Work through the data line by line, gathering every line that has the word "your".

§ Data supplied
■ ■ ■ ■ ■ ■ ■
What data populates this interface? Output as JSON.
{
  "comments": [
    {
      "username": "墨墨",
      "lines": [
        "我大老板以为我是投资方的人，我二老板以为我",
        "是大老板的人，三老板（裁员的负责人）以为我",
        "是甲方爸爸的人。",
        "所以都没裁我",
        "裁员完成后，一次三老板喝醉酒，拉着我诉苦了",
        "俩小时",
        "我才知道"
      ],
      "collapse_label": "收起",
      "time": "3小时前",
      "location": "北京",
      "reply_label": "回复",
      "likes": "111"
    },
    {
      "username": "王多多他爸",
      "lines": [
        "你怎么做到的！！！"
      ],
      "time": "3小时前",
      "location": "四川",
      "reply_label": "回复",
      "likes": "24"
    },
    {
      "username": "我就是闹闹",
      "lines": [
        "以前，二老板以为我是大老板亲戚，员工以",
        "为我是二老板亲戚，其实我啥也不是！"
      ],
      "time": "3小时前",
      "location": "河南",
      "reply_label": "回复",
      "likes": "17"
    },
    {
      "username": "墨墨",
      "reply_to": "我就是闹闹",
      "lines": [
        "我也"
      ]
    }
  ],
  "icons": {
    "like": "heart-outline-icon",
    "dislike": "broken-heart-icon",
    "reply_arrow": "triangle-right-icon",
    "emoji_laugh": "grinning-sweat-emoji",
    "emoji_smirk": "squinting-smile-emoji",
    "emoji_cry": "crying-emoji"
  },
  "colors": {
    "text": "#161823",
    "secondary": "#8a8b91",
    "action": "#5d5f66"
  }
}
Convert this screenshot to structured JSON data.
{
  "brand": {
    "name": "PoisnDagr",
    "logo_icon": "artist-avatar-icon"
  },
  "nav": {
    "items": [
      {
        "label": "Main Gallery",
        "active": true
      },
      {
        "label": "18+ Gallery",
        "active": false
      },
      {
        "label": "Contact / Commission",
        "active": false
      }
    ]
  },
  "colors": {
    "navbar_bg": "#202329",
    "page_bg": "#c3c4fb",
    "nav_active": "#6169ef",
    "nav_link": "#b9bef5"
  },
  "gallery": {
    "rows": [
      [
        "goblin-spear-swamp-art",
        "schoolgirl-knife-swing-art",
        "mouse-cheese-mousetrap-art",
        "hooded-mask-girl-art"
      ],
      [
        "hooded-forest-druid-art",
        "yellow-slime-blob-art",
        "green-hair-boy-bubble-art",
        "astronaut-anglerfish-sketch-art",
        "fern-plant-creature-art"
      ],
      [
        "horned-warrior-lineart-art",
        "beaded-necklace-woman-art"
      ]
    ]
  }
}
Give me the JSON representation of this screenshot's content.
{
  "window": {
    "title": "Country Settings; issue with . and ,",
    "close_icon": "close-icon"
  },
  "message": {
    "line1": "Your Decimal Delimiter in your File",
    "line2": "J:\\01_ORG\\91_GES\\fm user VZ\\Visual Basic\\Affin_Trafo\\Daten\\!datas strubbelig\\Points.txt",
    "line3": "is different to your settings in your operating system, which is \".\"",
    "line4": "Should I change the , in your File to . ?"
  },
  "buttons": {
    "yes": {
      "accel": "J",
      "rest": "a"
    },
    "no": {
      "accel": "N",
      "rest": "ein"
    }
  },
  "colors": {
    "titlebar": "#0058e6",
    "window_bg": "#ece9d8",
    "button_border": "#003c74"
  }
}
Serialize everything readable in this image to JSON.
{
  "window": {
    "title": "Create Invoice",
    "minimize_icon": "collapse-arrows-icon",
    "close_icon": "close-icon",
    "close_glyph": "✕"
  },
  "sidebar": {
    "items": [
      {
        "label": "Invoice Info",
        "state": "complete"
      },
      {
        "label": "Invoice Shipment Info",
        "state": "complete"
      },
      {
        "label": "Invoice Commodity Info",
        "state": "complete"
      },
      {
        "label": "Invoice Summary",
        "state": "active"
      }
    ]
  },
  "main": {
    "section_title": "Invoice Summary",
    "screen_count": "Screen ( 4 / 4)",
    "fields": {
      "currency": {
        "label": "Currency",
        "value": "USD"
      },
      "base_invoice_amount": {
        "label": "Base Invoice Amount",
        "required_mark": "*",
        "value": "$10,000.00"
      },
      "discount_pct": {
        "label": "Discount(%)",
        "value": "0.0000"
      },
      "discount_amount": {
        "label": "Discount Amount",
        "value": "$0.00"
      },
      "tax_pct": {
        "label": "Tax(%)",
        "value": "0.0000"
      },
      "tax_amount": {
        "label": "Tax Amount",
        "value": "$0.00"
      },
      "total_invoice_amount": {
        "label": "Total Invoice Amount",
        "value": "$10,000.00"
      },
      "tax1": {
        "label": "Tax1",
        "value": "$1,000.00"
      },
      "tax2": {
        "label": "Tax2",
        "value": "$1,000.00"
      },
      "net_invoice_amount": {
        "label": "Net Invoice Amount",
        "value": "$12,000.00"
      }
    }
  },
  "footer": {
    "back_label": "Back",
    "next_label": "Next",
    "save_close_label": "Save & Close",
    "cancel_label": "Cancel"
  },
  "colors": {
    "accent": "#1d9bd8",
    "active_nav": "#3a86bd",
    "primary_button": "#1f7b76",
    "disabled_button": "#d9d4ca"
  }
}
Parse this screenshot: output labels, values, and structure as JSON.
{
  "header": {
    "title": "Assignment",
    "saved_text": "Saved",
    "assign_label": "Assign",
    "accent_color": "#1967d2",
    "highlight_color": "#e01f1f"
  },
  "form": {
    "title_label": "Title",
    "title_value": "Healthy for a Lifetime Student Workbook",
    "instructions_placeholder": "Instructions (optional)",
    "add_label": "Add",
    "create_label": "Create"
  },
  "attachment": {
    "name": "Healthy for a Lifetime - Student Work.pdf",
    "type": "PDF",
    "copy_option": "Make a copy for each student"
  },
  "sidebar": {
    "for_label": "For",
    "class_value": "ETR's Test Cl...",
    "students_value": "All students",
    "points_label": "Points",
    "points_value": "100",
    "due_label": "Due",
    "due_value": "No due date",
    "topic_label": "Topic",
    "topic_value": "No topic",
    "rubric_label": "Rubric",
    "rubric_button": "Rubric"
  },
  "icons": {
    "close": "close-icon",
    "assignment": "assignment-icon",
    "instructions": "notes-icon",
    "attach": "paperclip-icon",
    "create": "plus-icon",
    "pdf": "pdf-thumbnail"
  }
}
■ ■ ■ ■ ■ ■ ■
§ Problem solution
    "line1": "Your Decimal Delimiter in your File",
    "line3": "is different to your settings in your operating system, which is \".\"",
    "line4": "Should I change the , in your File to . ?"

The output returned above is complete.